- [Page excerpt]
******************************

What is the main solute that governs plasma osmolality?

A

Sodium is the main solute that governs plasma osmolality, which refers to the number of solutes in a solution.

21
Q

How does water behave in relation to sodium across an osmotic gradient?

A

Water follows sodium across an osmotic gradient. When there is low osmolality, water tends to move from an area of low solute concentration to an area of high solute concentration, and vice versa.

22
Q

Are sodium and water regulated independently?

A

Yes, sodium and water are regulated independently in the body. They can be affected separately, leading to conditions such as hyponatremia (excess water) or hypernatremia (insufficient water).

23
Q

What is the difference between osmolality and tonicity?

A

Osmolality refers to the number of particles in a solution, while tonicity refers to the number of “osmotically” active particles in a solution. Larger molecules such as urea and glucose do not significantly contribute to plasma osmotic pressure (osmolality), as they freely cross the cell membrane through facilitated diffusion.

******************************

- [What you will do] In the excerpt on sodium and osmolality, which solute is named as the main one governing plasma osmolality?

******************************

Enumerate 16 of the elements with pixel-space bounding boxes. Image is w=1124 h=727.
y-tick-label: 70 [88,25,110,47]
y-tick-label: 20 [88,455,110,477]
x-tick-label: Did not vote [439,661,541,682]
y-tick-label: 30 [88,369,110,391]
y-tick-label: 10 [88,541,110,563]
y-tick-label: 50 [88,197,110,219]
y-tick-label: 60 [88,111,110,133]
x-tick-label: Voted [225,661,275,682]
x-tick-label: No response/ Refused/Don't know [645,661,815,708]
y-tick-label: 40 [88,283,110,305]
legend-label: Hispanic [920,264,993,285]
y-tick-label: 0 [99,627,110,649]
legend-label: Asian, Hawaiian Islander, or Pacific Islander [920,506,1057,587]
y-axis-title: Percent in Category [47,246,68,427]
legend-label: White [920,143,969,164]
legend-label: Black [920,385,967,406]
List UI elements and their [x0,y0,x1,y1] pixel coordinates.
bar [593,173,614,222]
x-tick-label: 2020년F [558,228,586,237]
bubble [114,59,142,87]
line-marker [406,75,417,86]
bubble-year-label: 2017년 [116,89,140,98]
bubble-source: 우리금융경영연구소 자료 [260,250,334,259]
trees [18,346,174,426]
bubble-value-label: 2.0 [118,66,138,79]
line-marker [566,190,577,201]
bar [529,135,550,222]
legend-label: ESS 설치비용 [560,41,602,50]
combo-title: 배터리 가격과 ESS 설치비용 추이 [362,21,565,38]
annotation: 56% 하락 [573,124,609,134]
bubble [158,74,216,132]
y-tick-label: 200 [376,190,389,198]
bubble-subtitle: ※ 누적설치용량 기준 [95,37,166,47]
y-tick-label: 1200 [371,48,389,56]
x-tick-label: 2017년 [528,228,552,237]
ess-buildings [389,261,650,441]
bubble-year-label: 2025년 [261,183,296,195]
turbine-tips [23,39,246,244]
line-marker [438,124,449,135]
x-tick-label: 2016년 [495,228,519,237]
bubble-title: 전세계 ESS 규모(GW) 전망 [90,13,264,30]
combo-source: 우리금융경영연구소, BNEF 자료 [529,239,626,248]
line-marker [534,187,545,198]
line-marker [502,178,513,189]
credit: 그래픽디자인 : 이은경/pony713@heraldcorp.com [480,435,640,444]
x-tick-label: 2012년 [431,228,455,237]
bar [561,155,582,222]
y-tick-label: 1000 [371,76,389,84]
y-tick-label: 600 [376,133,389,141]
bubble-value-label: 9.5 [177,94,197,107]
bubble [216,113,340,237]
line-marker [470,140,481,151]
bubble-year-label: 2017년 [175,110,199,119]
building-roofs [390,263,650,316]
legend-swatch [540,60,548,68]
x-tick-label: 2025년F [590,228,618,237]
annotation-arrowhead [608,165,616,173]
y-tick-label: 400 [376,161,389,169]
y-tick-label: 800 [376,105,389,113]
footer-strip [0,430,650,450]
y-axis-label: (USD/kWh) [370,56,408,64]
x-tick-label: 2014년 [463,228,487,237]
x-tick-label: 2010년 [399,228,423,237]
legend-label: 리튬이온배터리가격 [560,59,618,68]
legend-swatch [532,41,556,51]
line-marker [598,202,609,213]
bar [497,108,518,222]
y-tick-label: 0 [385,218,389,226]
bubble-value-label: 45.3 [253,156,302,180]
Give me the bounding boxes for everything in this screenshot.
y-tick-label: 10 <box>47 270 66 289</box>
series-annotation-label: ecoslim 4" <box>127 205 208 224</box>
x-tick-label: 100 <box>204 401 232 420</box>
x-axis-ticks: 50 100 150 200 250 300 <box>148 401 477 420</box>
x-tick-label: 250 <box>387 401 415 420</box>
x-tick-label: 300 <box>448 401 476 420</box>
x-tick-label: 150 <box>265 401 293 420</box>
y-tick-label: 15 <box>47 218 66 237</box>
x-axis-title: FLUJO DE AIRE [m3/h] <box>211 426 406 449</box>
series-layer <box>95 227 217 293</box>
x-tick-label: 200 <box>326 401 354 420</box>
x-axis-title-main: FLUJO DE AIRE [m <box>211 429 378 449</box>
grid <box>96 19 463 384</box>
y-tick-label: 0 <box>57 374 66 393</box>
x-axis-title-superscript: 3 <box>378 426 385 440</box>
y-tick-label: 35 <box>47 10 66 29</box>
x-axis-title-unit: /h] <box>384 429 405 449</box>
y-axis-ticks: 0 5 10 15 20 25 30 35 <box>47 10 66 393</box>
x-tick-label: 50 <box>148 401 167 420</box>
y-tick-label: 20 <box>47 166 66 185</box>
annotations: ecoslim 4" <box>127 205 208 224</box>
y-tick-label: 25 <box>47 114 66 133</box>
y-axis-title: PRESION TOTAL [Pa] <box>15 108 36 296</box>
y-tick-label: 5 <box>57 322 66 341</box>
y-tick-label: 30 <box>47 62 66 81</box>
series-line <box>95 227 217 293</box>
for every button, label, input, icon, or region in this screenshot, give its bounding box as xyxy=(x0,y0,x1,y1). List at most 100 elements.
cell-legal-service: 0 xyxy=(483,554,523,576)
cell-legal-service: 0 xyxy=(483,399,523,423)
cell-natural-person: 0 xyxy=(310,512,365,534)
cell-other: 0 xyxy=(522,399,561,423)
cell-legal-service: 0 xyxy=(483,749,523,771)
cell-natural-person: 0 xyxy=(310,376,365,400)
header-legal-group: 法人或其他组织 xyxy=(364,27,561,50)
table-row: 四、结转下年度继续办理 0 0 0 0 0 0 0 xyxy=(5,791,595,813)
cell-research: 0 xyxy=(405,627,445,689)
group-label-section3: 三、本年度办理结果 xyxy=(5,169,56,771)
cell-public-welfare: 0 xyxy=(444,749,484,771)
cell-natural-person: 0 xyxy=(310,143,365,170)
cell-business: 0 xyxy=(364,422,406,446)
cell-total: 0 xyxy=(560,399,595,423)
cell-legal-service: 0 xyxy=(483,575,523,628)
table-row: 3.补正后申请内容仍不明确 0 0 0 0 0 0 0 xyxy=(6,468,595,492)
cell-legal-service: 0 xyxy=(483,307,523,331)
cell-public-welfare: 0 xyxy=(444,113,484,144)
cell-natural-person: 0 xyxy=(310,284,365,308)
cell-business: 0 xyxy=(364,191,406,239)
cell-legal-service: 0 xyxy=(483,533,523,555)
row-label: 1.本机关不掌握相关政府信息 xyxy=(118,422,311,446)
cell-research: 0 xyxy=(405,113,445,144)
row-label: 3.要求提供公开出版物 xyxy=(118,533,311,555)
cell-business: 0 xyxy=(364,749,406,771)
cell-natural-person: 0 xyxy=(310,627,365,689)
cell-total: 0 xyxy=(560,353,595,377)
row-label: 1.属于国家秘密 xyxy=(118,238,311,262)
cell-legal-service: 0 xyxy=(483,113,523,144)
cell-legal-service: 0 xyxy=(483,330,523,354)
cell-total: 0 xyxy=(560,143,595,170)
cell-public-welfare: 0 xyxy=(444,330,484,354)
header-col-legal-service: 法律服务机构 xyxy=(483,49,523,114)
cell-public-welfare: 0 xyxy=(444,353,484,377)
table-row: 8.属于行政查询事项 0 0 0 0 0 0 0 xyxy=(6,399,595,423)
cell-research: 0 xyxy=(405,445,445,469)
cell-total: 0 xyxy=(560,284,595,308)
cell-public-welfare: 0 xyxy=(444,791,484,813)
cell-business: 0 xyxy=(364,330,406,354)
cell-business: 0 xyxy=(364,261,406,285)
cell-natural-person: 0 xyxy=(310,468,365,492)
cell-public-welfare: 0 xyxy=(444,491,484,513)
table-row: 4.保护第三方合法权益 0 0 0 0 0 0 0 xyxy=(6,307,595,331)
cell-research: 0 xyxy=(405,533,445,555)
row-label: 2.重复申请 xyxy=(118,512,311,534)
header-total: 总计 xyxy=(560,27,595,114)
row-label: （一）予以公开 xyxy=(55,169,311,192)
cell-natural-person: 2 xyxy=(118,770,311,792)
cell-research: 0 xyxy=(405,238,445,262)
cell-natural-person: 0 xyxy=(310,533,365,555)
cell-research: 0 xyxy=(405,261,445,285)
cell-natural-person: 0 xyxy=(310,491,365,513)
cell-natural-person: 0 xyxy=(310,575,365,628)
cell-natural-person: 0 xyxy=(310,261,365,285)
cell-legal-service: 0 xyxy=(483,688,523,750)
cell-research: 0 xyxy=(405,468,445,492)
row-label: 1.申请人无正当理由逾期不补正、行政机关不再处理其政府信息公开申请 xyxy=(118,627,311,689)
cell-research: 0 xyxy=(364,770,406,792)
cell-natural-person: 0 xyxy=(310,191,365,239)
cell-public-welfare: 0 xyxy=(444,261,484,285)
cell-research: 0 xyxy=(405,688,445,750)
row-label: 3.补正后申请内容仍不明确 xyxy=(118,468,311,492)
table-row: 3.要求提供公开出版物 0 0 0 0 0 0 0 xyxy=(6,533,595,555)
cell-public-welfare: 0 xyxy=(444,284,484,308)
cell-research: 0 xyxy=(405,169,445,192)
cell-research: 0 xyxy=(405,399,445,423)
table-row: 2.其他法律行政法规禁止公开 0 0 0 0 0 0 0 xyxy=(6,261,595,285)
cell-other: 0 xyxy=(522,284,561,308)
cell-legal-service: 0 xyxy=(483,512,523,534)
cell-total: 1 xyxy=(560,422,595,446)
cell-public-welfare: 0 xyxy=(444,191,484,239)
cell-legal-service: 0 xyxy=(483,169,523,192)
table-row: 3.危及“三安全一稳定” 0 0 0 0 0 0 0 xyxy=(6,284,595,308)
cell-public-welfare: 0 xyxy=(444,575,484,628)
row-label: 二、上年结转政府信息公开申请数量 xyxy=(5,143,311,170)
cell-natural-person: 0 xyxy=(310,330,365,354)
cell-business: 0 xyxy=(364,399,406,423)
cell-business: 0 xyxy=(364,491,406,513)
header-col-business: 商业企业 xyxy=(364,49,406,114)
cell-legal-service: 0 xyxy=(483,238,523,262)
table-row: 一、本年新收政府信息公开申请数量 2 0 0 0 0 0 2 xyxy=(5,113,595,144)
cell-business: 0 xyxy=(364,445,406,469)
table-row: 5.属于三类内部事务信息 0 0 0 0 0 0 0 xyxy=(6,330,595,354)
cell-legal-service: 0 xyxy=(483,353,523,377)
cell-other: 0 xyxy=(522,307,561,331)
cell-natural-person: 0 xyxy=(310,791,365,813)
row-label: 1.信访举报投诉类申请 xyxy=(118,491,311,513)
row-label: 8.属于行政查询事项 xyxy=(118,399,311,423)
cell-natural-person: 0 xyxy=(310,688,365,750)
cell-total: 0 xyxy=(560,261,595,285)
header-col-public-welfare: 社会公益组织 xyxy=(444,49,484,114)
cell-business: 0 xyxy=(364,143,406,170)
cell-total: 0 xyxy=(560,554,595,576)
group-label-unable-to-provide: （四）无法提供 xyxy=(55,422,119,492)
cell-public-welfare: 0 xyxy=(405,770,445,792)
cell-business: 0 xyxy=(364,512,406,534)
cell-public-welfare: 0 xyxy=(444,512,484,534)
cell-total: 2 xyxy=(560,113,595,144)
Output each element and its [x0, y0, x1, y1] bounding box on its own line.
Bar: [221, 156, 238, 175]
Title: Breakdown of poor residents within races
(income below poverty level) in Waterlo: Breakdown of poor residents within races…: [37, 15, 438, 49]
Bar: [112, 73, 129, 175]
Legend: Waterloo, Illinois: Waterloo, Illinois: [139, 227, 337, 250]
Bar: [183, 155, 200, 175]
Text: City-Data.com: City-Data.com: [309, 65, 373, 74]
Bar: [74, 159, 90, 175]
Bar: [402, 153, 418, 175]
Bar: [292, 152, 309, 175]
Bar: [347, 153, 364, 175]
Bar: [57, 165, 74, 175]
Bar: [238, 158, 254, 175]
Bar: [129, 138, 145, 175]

******************************

- [Response to the task] Sodium